> [Short problem]: For this exercise, repeat all of the material verbatim apart from its images.

============

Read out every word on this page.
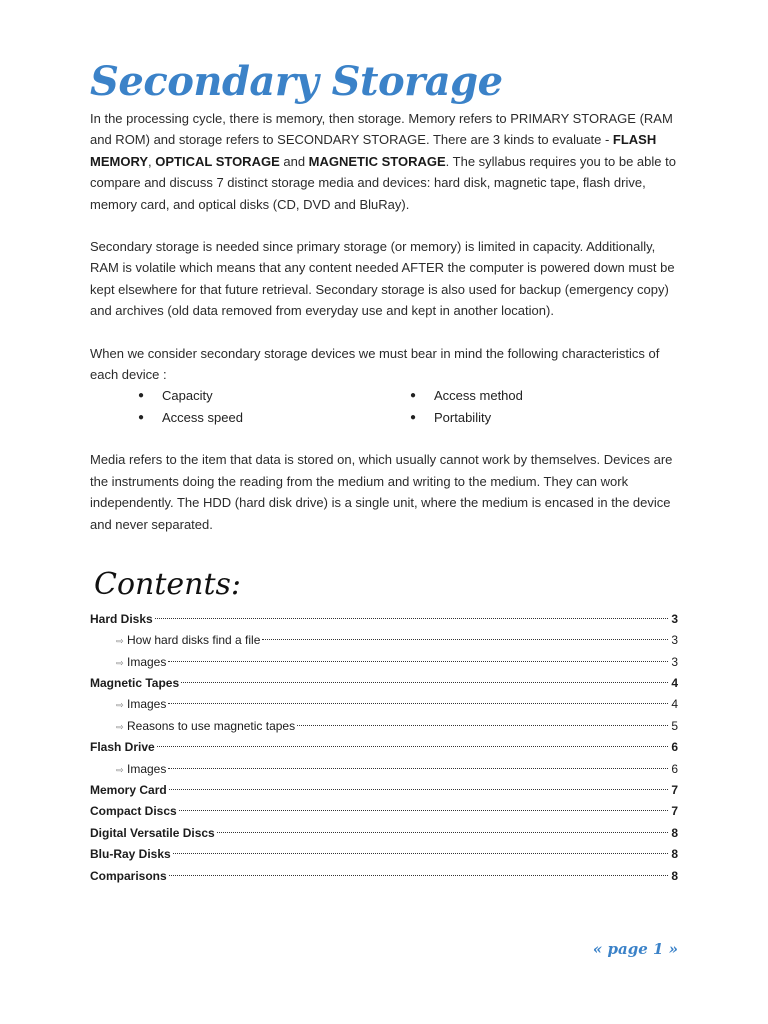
Secondary Storage

In the processing cycle, there is memory, then storage. Memory refers to PRIMARY STORAGE (RAM and ROM) and storage refers to SECONDARY STORAGE. There are 3 kinds to evaluate - FLASH MEMORY, OPTICAL STORAGE and MAGNETIC STORAGE. The syllabus requires you to be able to compare and discuss 7 distinct storage media and devices: hard disk, magnetic tape, flash drive, memory card, and optical disks (CD, DVD and BluRay).

Secondary storage is needed since primary storage (or memory) is limited in capacity. Additionally, RAM is volatile which means that any content needed AFTER the computer is powered down must be kept elsewhere for that future retrieval. Secondary storage is also used for backup (emergency copy) and archives (old data removed from everyday use and kept in another location).

When we consider secondary storage devices we must bear in mind the following characteristics of each device :

●	Capacity	●	Access method
●	Access speed	●	Portability

Media refers to the item that data is stored on, which usually cannot work by themselves. Devices are the instruments doing the reading from the medium and writing to the medium. They can work independently. The HDD (hard disk drive) is a single unit, where the medium is encased in the device and never separated.

Contents:
Hard Disks	3
⇨ How hard disks find a file	3
⇨ Images	3
Magnetic Tapes	4
⇨ Images	4
⇨ Reasons to use magnetic tapes	5
Flash Drive	6
⇨ Images	6
Memory Card	7
Compact Discs	7
Digital Versatile Discs	8
Blu-Ray Disks	8
Comparisons	8
« page 1 »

============

> [Finished exercise]:
Read out every word on this page.
Secondary Storage

In the processing cycle, there is memory, then storage. Memory refers to PRIMARY STORAGE (RAM and ROM) and storage refers to SECONDARY STORAGE. There are 3 kinds to evaluate - FLASH MEMORY, OPTICAL STORAGE and MAGNETIC STORAGE. The syllabus requires you to be able to compare and discuss 7 distinct storage media and devices: hard disk, magnetic tape, flash drive, memory card, and optical disks (CD, DVD and BluRay).

Secondary storage is needed since primary storage (or memory) is limited in capacity. Additionally, RAM is volatile which means that any content needed AFTER the computer is powered down must be kept elsewhere for that future retrieval. Secondary storage is also used for backup (emergency copy) and archives (old data removed from everyday use and kept in another location).

When we consider secondary storage devices we must bear in mind the following characteristics of each device :

●	Capacity	●	Access method
●	Access speed	●	Portability

Media refers to the item that data is stored on, which usually cannot work by themselves. Devices are the instruments doing the reading from the medium and writing to the medium. They can work independently. The HDD (hard disk drive) is a single unit, where the medium is encased in the device and never separated.

Contents:
Hard Disks	3
⇨ How hard disks find a file	3
⇨ Images	3
Magnetic Tapes	4
⇨ Images	4
⇨ Reasons to use magnetic tapes	5
Flash Drive	6
⇨ Images	6
Memory Card	7
Compact Discs	7
Digital Versatile Discs	8
Blu-Ray Disks	8
Comparisons	8
« page 1 »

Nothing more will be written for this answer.